● **WRITTEN INSTRUCTION**:
Keep only the lines of the listing that include the word "spectrum", and copy them.

(Figure content listings)
+++

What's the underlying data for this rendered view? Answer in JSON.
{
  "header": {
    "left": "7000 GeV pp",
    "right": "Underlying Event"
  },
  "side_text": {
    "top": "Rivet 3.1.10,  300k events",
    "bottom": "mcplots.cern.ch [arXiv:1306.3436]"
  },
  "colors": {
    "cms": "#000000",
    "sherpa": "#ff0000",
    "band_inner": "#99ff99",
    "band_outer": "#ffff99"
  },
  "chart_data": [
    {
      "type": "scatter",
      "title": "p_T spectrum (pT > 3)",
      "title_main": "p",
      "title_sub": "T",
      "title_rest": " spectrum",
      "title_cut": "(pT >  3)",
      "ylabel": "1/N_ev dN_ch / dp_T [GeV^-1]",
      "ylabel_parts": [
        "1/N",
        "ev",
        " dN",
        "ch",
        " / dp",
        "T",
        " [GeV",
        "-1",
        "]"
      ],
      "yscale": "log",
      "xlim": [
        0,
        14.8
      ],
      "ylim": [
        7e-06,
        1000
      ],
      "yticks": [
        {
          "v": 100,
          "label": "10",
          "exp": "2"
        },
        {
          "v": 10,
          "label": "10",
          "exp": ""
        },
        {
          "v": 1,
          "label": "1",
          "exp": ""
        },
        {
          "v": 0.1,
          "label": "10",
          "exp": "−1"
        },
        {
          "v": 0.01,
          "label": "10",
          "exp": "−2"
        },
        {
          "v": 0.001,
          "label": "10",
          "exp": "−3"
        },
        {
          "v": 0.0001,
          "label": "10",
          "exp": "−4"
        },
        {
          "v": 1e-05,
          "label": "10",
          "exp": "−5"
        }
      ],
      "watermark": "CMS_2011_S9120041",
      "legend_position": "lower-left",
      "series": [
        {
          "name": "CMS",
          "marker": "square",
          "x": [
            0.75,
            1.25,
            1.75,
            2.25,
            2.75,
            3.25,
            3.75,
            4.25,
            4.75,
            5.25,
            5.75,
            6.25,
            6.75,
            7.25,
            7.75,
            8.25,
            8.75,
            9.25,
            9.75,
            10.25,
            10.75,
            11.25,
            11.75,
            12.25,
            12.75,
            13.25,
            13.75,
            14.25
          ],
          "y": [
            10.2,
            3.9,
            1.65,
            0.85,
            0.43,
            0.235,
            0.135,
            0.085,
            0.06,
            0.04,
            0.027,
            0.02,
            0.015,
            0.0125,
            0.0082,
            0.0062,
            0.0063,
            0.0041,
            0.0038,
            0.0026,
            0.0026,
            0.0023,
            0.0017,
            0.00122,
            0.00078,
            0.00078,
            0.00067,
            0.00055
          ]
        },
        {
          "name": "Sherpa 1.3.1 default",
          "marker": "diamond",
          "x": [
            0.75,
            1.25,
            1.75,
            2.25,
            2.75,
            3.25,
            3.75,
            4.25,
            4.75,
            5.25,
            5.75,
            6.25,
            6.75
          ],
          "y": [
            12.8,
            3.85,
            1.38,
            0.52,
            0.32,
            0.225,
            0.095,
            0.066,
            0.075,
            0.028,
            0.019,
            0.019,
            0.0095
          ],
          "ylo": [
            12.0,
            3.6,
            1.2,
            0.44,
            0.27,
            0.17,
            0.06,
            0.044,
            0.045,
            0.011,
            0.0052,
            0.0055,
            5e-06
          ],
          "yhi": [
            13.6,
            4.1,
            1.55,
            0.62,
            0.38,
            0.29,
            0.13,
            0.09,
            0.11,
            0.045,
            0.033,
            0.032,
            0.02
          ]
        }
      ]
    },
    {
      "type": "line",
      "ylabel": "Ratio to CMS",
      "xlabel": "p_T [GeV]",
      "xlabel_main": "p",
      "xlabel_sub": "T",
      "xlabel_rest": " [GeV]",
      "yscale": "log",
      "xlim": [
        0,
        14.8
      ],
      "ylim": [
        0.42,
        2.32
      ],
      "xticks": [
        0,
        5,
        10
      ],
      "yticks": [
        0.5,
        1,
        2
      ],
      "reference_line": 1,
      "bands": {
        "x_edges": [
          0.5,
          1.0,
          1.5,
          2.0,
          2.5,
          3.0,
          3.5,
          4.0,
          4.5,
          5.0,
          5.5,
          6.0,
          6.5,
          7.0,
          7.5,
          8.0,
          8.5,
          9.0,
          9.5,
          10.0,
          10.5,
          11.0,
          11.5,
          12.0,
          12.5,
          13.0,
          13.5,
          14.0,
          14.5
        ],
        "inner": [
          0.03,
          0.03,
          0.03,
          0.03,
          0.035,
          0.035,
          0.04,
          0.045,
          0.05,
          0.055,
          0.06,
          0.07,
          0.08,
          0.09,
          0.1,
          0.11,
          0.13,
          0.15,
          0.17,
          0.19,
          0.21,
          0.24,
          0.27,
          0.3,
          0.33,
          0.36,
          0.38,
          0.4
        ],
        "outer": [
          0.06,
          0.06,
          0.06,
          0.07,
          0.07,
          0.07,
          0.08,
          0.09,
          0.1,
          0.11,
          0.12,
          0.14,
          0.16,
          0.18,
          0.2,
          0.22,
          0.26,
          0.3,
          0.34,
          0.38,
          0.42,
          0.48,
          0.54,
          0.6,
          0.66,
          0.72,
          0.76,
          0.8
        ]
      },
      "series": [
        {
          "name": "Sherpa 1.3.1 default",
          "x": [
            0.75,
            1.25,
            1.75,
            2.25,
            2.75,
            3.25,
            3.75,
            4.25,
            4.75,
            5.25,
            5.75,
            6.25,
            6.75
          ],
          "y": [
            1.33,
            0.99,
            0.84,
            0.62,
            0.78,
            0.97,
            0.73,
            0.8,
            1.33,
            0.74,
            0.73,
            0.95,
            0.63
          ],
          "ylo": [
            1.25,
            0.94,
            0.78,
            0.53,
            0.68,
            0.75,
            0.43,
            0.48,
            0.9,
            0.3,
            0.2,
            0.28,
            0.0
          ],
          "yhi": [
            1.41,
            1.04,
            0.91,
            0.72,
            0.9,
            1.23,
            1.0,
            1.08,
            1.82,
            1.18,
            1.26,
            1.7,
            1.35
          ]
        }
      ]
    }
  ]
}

+++

● **WRITTEN ANSWER**:
      "title": "p_T spectrum (pT > 3)",
      "title_rest": " spectrum",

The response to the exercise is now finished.